**Problem to work on**
Your reply should be a single number: how many lines contain the string "safe".

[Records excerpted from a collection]
────
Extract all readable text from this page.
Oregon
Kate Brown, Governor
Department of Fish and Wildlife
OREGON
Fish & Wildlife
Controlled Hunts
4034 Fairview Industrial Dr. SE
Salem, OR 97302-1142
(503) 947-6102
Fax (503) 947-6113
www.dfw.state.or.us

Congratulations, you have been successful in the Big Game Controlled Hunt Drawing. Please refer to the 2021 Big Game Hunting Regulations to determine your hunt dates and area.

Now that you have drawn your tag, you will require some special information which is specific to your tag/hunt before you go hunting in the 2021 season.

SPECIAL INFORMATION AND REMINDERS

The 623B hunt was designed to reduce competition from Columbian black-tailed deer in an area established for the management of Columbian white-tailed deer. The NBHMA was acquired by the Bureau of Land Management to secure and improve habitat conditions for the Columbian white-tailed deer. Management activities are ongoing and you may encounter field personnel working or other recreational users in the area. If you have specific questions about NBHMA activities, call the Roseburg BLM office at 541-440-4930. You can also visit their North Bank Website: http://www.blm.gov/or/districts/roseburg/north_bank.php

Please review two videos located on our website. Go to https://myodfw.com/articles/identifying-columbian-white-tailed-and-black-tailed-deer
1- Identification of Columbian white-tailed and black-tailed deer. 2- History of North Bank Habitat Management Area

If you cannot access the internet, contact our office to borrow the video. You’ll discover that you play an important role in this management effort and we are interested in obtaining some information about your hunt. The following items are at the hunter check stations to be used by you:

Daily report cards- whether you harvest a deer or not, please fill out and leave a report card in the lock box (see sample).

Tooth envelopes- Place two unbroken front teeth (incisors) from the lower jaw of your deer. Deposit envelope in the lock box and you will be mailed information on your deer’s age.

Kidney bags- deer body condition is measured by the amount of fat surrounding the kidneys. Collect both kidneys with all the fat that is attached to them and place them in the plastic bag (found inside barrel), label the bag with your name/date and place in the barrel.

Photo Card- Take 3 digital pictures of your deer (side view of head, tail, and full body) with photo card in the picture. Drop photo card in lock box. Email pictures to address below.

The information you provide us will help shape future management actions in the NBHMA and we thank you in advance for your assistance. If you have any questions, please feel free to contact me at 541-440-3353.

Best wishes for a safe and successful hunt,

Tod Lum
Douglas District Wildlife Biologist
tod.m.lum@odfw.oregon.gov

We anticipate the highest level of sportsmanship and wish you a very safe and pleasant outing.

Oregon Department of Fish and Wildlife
────
**Worked solution**
2